Written exercise: Check the listing below line by line and report how many lines hold "JSON", with no other words.

Structured figure records:
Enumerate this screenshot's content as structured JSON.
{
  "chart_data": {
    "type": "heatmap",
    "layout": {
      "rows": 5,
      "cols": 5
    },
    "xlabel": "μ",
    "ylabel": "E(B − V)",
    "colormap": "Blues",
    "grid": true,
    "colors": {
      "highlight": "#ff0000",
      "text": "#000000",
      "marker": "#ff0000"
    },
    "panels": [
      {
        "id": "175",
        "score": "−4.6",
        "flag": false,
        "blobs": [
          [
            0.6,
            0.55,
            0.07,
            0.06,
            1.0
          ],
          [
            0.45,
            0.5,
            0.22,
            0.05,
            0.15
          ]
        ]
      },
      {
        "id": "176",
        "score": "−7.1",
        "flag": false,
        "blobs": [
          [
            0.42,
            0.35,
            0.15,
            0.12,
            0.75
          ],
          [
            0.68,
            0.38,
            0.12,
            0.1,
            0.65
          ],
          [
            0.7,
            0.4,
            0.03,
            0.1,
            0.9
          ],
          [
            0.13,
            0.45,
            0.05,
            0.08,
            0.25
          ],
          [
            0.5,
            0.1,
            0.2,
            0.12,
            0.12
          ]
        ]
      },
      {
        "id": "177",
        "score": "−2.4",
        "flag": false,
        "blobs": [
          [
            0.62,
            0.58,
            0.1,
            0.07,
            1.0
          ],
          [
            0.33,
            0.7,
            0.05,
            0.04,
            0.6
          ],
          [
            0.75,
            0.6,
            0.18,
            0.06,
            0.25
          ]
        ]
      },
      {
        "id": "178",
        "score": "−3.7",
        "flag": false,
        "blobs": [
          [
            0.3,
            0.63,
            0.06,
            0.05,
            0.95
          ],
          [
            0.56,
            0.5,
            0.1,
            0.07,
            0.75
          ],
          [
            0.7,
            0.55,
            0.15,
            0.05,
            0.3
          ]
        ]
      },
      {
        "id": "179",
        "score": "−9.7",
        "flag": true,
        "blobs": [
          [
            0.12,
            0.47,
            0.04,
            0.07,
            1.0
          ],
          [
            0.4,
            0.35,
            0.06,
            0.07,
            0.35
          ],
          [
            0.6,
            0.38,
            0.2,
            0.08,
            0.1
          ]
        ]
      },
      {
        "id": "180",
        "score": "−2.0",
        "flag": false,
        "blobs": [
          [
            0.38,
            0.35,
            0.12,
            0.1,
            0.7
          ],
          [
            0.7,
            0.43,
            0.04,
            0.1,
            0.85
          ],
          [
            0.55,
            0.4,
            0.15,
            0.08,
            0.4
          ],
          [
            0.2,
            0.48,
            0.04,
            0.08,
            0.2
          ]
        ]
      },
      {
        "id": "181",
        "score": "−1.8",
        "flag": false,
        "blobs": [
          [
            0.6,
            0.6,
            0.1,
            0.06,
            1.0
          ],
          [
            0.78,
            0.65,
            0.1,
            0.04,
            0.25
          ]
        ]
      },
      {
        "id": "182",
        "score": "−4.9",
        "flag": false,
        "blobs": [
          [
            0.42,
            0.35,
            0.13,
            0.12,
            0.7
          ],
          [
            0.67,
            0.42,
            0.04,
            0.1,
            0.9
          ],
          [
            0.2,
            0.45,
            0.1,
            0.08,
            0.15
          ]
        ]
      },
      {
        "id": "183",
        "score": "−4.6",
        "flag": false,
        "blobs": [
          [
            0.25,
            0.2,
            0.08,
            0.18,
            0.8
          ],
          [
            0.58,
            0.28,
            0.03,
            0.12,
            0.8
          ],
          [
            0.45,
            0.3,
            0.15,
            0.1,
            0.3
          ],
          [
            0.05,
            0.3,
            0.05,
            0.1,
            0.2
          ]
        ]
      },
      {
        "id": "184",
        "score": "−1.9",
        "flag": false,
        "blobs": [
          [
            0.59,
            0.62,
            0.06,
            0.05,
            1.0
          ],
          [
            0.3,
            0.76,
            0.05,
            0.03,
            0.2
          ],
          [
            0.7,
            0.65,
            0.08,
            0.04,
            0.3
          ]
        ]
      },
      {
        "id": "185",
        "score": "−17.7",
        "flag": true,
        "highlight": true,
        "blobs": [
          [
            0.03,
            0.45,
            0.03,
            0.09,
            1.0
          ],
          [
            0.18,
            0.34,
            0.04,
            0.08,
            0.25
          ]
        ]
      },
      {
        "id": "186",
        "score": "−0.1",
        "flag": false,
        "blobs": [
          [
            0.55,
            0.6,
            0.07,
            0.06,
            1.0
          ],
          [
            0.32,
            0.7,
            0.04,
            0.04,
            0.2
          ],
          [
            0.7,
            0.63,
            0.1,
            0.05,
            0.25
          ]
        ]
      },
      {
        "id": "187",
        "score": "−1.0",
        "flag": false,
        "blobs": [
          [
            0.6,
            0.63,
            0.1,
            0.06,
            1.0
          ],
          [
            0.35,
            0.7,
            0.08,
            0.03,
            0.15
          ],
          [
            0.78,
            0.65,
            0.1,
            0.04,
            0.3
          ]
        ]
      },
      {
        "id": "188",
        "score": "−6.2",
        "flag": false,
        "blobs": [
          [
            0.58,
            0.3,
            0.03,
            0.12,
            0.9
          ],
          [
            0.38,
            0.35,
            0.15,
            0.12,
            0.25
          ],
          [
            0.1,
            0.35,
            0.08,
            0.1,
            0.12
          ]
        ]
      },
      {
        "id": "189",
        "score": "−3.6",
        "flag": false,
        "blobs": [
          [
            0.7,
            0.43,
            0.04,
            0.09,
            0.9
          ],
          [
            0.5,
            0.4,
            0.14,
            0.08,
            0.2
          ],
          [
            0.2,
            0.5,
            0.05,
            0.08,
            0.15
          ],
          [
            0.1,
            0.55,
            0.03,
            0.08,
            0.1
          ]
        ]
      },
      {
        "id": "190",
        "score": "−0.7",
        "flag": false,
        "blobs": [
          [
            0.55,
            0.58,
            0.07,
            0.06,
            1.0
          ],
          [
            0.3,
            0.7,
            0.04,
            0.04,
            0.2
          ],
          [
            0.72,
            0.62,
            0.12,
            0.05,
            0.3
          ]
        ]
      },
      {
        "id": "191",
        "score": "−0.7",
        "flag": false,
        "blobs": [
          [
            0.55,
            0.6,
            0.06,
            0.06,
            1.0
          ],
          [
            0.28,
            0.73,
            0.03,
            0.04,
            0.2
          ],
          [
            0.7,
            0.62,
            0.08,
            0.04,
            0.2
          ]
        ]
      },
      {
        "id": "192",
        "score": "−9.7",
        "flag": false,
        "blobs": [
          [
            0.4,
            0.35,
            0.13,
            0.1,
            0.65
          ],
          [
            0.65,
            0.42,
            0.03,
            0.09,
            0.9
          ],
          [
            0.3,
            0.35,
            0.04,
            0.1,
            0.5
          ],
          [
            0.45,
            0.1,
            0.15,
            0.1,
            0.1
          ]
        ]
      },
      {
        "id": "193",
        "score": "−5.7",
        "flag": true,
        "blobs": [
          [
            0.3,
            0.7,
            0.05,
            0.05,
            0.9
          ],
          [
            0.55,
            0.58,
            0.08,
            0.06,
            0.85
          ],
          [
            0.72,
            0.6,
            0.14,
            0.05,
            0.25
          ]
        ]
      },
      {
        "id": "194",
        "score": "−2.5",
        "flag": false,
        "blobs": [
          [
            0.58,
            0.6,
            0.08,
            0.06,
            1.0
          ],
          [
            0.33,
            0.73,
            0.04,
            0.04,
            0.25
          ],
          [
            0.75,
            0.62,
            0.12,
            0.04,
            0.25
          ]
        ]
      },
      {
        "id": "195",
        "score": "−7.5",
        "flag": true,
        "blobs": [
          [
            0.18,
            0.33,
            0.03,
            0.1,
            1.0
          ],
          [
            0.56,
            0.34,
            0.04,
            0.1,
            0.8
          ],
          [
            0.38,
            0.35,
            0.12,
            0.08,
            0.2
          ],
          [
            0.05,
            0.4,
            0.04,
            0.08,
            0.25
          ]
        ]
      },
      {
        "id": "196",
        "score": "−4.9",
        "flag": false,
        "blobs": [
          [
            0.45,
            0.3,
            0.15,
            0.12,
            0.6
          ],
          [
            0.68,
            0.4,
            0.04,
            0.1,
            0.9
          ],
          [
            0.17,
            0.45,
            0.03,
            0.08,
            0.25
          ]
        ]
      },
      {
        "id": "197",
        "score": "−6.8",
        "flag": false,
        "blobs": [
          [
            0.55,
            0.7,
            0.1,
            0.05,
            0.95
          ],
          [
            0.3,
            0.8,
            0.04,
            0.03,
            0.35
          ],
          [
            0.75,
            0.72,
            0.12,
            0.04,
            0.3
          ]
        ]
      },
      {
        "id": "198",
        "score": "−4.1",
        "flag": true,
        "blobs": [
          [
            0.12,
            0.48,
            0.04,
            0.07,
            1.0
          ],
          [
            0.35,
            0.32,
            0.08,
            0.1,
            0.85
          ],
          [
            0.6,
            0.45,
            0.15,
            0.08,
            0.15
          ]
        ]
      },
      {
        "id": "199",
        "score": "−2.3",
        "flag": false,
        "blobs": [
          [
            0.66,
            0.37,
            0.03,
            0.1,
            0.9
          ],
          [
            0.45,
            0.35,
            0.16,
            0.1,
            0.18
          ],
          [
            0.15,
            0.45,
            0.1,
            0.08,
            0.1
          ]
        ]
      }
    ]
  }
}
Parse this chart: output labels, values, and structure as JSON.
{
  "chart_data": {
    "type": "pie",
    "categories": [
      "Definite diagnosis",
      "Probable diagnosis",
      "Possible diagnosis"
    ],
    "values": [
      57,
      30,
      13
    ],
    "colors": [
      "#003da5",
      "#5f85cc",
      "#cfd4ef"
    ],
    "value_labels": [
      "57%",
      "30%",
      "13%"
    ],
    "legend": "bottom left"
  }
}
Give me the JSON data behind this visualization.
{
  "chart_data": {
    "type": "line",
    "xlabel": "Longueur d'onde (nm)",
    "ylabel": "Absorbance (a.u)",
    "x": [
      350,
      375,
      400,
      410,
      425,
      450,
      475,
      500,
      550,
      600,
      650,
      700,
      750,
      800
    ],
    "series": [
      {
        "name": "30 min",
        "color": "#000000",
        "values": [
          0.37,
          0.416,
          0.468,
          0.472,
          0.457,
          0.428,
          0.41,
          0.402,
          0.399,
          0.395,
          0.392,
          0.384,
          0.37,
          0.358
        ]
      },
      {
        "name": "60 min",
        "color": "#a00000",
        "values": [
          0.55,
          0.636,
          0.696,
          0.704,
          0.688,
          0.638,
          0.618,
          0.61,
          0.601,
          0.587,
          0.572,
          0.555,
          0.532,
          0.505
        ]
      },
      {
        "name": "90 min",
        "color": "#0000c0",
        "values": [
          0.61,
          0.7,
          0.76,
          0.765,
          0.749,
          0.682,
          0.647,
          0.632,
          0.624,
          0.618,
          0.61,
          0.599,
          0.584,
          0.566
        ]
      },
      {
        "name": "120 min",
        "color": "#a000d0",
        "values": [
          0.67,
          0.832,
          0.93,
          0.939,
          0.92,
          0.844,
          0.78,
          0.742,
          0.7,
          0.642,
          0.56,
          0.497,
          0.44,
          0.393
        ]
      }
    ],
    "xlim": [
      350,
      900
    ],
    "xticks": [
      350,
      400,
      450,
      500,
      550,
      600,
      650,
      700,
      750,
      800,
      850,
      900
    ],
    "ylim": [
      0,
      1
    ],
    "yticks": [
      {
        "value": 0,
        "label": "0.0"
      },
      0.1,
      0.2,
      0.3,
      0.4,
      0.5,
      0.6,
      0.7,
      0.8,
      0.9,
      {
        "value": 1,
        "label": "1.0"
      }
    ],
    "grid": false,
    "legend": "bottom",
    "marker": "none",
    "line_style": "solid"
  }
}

Solution: 3